[begin Material for the task]

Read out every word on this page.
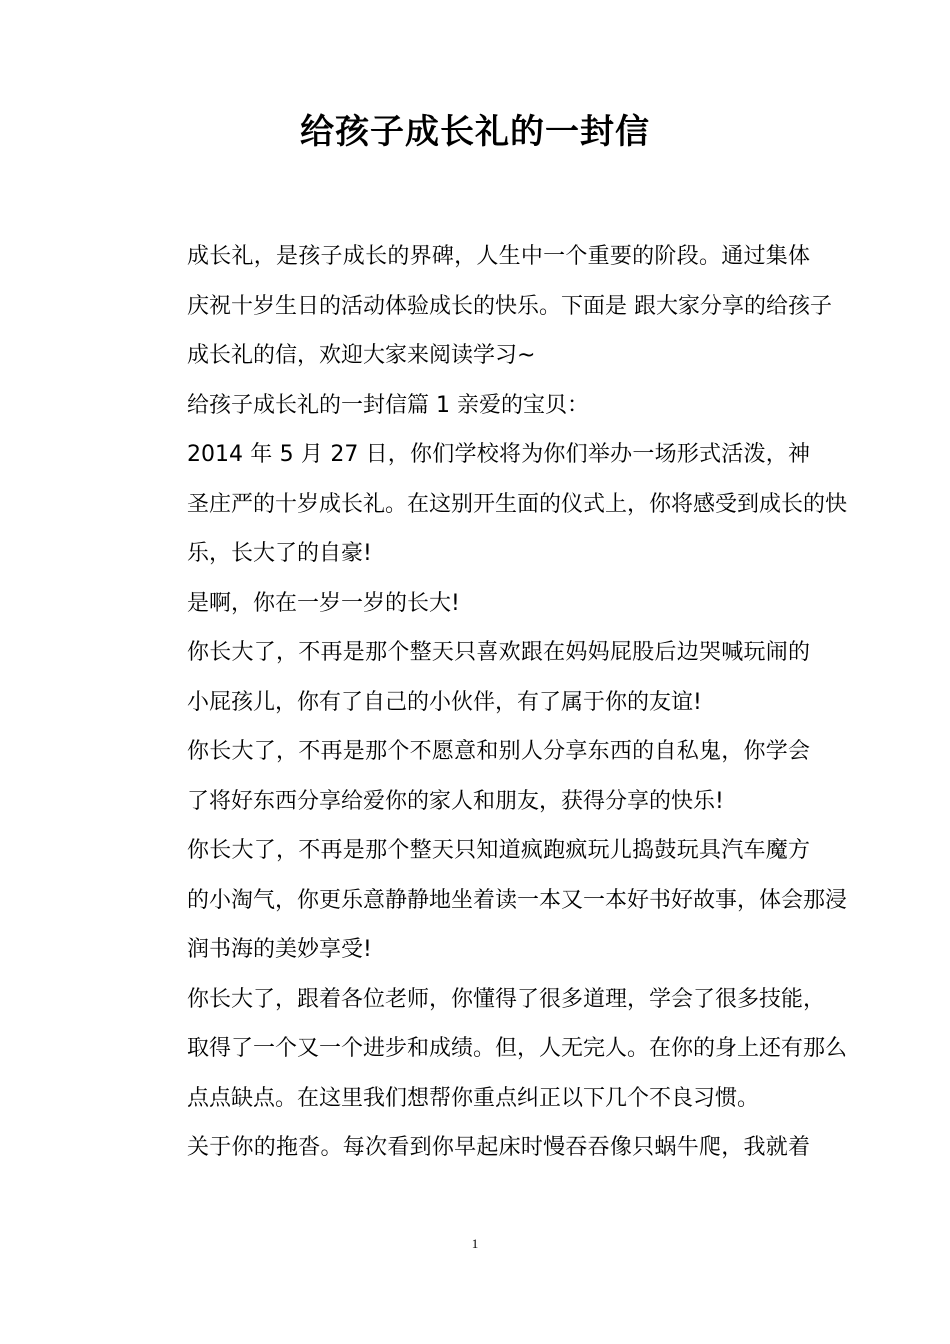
给孩子成长礼的一封信

成长礼，是孩子成长的界碑，人生中一个重要的阶段。通过集体
庆祝十岁生日的活动体验成长的快乐。下面是 跟大家分享的给孩子
成长礼的信，欢迎大家来阅读学习~

给孩子成长礼的一封信篇 1 亲爱的宝贝：

2014 年 5 月 27 日，你们学校将为你们举办一场形式活泼，神
圣庄严的十岁成长礼。在这别开生面的仪式上，你将感受到成长的快
乐，长大了的自豪!

是啊，你在一岁一岁的长大!

你长大了，不再是那个整天只喜欢跟在妈妈屁股后边哭喊玩闹的
小屁孩儿，你有了自己的小伙伴，有了属于你的友谊!

你长大了，不再是那个不愿意和别人分享东西的自私鬼，你学会
了将好东西分享给爱你的家人和朋友，获得分享的快乐!

你长大了，不再是那个整天只知道疯跑疯玩儿捣鼓玩具汽车魔方
的小淘气，你更乐意静静地坐着读一本又一本好书好故事，体会那浸
润书海的美妙享受!

你长大了，跟着各位老师，你懂得了很多道理，学会了很多技能，
取得了一个又一个进步和成绩。但，人无完人。在你的身上还有那么
点点缺点。在这里我们想帮你重点纠正以下几个不良习惯。

关于你的拖沓。每次看到你早起床时慢吞吞像只蜗牛爬，我就着

1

[end Material for the task]

- [The problem]: Identify every line where the string "你长大了" appears.

- [Written answer]:
你长大了，不再是那个整天只喜欢跟在妈妈屁股后边哭喊玩闹的
你长大了，不再是那个不愿意和别人分享东西的自私鬼，你学会
你长大了，不再是那个整天只知道疯跑疯玩儿捣鼓玩具汽车魔方
你长大了，跟着各位老师，你懂得了很多道理，学会了很多技能，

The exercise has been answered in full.